───── Supplied material ─────

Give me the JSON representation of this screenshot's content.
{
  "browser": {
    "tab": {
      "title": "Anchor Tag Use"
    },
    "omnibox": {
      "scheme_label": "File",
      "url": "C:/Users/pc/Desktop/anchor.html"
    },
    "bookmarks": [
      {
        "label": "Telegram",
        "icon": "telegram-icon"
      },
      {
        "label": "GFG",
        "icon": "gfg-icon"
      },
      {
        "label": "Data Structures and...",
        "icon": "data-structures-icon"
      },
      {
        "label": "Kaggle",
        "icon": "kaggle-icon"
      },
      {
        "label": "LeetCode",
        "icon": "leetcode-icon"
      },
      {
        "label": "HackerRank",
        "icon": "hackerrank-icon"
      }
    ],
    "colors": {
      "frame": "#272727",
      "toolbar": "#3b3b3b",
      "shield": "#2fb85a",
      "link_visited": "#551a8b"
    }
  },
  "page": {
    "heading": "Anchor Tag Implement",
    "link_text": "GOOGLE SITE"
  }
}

─────

Extract the full listing above without alteration.

Give me the JSON representation of this screenshot's content.
{
  "browser": {
    "tab": {
      "title": "Anchor Tag Use"
    },
    "omnibox": {
      "scheme_label": "File",
      "url": "C:/Users/pc/Desktop/anchor.html"
    },
    "bookmarks": [
      {
        "label": "Telegram",
        "icon": "telegram-icon"
      },
      {
        "label": "GFG",
        "icon": "gfg-icon"
      },
      {
        "label": "Data Structures and...",
        "icon": "data-structures-icon"
      },
      {
        "label": "Kaggle",
        "icon": "kaggle-icon"
      },
      {
        "label": "LeetCode",
        "icon": "leetcode-icon"
      },
      {
        "label": "HackerRank",
        "icon": "hackerrank-icon"
      }
    ],
    "colors": {
      "frame": "#272727",
      "toolbar": "#3b3b3b",
      "shield": "#2fb85a",
      "link_visited": "#551a8b"
    }
  },
  "page": {
    "heading": "Anchor Tag Implement",
    "link_text": "GOOGLE SITE"
  }
}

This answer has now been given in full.